PASSAGE GIVEN =>
— BEGIN —
From: Mark Hemment <markhemm@googlemail.com>
To: Borislav Petkov <bp@alien8.de>
Cc: Linus Torvalds <torvalds@linux-foundation.org>,
Andrew Morton <akpm@linux-foundation.org>,
"the arch/x86 maintainers" <x86@kernel.org>,
Peter Zijlstra <peterz@infradead.org>,
Patrice CHOTARD <patrice.chotard@foss.st.com>,
Mikulas Patocka <mpatocka@redhat.com>,
Lukas Czerner <lczerner@redhat.com>,
Christoph Hellwig <hch@lst.de>,
"Darrick J. Wong" <djwong@kernel.org>,
Chuck Lever <chuck.lever@oracle.com>,
Hugh Dickins <hughd@google.com>,
patches@lists.linux.dev, Linux-MM <linux-mm@kvack.org>,
mm-commits@vger.kernel.org, Mel Gorman <mgorman@suse.de>
Subject: Re: [PATCH] x86/clear_user: Make it faster
Date: Wed, 25 May 2022 13:11:17 +0100 [thread overview]
Message-ID: <CANe_+Uga8g+Nhxz_GxXN7OH28=JOAyfE++NbWBHZv9SvO8Vung@mail.gmail.com> (raw)
In-Reply-To: <YozQZMyQ0NDdD8cH@zn.tnic>
On Tue, 24 May 2022 at 13:32, Borislav Petkov <bp@alien8.de> wrote:
>
> Ok,
>
> finally a somewhat final version, lightly tested.
>
> I still need to run it on production Icelake and that is kinda being
> delayed due to server room cooling issues (don't ask ;-\).
>
> ---
> From: Borislav Petkov <bp@suse.de>
>
> Based on a patch by Mark Hemment <markhemm@googlemail.com> and
> incorporating very sane suggestions from Linus.
>
> The point here is to have the default case with FSRM - which is supposed
> to be the majority of x86 hw out there - if not now then soon - be
> directly inlined into the instruction stream so that no function call
> overhead is taking place.
>
> The benchmarks I ran would show very small improvements and a PF
> benchmark would even show weird things like slowdowns with higher core
> counts.
>
> So for a ~6m running the git test suite, the function gets called under
> 700K times, all from padzero():
>
> <...>-2536 [006] ..... 261.208801: padzero: to: 0x55b0663ed214, size: 3564, cycles: 21900
> <...>-2536 [006] ..... 261.208819: padzero: to: 0x7f061adca078, size: 3976, cycles: 17160
> <...>-2537 [008] ..... 261.211027: padzero: to: 0x5572d019e240, size: 3520, cycles: 23850
> <...>-2537 [008] ..... 261.211049: padzero: to: 0x7f1288dc9078, size: 3976, cycles: 15900
> ...
— END —
DATA BLOCK =>
— BEGIN —
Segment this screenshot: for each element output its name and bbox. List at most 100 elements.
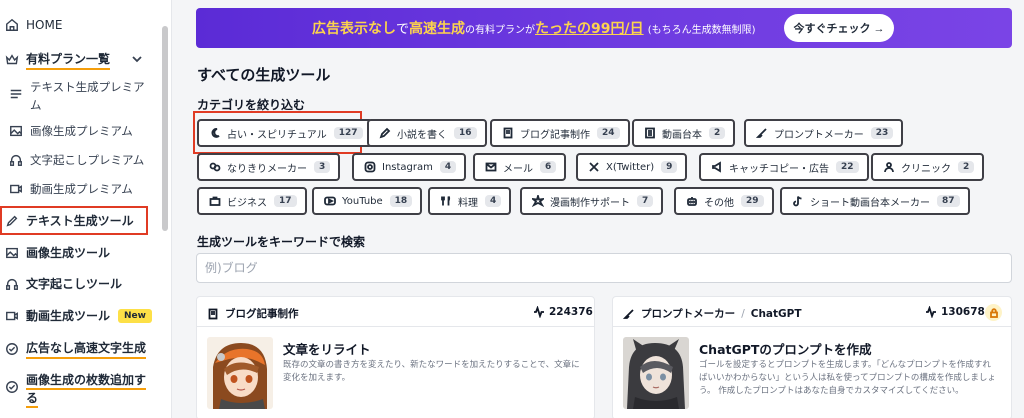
— END —
GOAL OF THE EXERCISE =>
Please write what comes next in the email thread about making x86 clear_user faster.

RESPONSE FOR THIS EXERCISE =>
>
> which is around 1%-ish of the total time and which is consistent with
> the benchmark numbers.
>
> So Mel gave me the idea to simply measure how fast the function becomes.
> I.e.:
>
> start = rdtsc_ordered();
> ret = __clear_user(to, n);
> end = rdtsc_ordered();
>
> Computing the mean average of all the samples collected during the test
> suite run then shows some improvement:
>
> clear_user_original:
> Amean: 9219.71 (Sum: 6340154910, samples: 687674)
>
> fsrm:
> Amean: 8030.63 (Sum: 5522277720, samples: 687652)
>
> That's on Zen3.
>
> Signed-off-by: Borislav Petkov <bp@suse.de>
> Link: https://lore.kernel.org/r/CAHk-=wh=Mu_EYhtOmPn6AxoQZyEh-4fo2Zx3G7rBv1g7vwoKiw@mail.gmail.com
> ---
> arch/x86/include/asm/uaccess.h | 5 +-
> arch/x86/include/asm/uaccess_64.h | 45 ++++++++++
> arch/x86/lib/clear_page_64.S | 142 ++++++++++++++++++++++++++++++
> arch/x86/lib/usercopy_64.c | 40 ---------
> tools/objtool/check.c | 3 +
> 5 files changed, 192 insertions(+), 43 deletions(-)
[...snip...]
> diff --git a/arch/x86/lib/clear_page_64.S b/arch/x86/lib/clear_page_64.S
> index fe59b8ac4fcc..6dd6c7fd1eb8 100644
...
> +/*
> + * Alternative clear user-space when CPU feature X86_FEATURE_REP_GOOD is
> + * present.
> + * Input:
> + * rdi destination
> + * rcx count
> + *
> + * Output:
> + * rcx: uncleared bytes or 0 if successful.
> + */
> +SYM_FUNC_START(clear_user_rep_good)
> + # call the original thing for less than a cacheline
> + cmp $64, %rcx
> + ja .Lprep
> + call clear_user_original
> + RET
> +
> +.Lprep:
> + # copy lower 32-bits for rest bytes
> + mov %ecx, %edx
> + shr $3, %rcx
> + jz .Lrep_good_rest_bytes
A slight doubt here; comment says "less than a cachline", but the code
is using 'ja' (jump if above) - so calls 'clear_user_original' for a
'len' less than or equal to 64.
Not sure of the intended behaviour for 64 bytes here, but
'copy_user_enhanced_fast_string' uses the slow-method for lengths less
than 64. So, should this be coded as;
cmp $64,%rcx
jb clear_user_original
?
'clear_user_erms' has similar logic which might also need reworking.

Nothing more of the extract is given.